Pick up the letter on relinquishment in the forgiveness process after its final sentence and carry the argument forward.

*SELECTED PASSAGE*.
►

Saturday, October 25, 2014

Relinquishment as a Bargain



October 26, 2014

Dear Friends,

In the course that I am teaching on the forgiveness process, we have reached the difficult point that I term relinquishment. When we have been injured—or have injured another—in the early stages of the experience we are preoccupied with our pain, and obsessed both with understanding what happened, and assigning (and/or evading) responsibility. 

However, usually through slow nearly imperceptible movement we come eventually to a place of decision. We sense that if we are to regain our balance and re-engage life and people in a productive way we must in some fashion “let go” of the initial experience. We have come to the point of relinquishment.

But how can we “let go”?  What can we release? We cannot make the memories or the consequences vanish as though they had never occurred. And we cannot still the inner voice that raises the issue of justice. Even if we are willing to abandon our effort to achieve personal pay-back, does not the common good require that the perpetrator (myself or another) pay a just penalty for the injury inflicted? 

At this point, it is difficult both to get the question right, and then to find a good answer.

◄

*GIVEN DATA*.
►

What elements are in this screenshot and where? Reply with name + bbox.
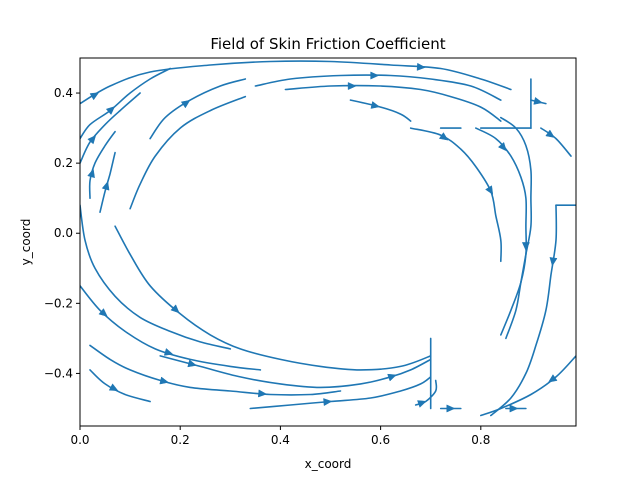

◄

*TASK OUTPUT*.
Coming to a peaceful place of resolution requires, I think, understanding the relinquishment task as both one of laying-down and picking-up. And it requires as well acceptance of the reality that the laying-down/picking-up process is a life-long commitment.

In the class I have used a personal story to illustrate some of the complexities of the forgiveness process, and this week unexpectedly had an experience that taught me all over again the point of relinquishment that I am seeking to teach my class.

The personal story in short entailed my father’s failure to attend my eighth-grade graduation at which I was to be recognized for high achievement. This event held great significance for me, and I was both angry and hurt at my father’s decision. 

My father explained that he was putting up hay, and the urgency of the farm work prevented him from attending. At some level I understood his reasoning, but, in the vernacular of my rural faith family, I “held it against him.”  I believed he had wronged me by making the farm more important than my celebration. The event lay unverbalized, unresolved, a root of bitterness between us for many years.

Even now, it is painful to acknowledge the quiet hateful ways I made my father pay. I remember “forgetting” to send him a Father’s Day card. Just too busy, of course.

But in time, with the stimulus of beginning spiritual maturation and God’s mercy, I chose to revisit the incident, and to relinquish the injury. 

What could I let go of? The memory? No—the aloneness of that day, of celebration with no family in attendance, was archived in my neurons; forgetting was not an option. Nor was denial an option—injury, intended or not, had occurred.

But what I could release was my personal pursuit of justice. I could lay-down my effort to “even the account.”

This required me to place the event in a clearer context that included more than my experience of being devalued. I was not the only person involved.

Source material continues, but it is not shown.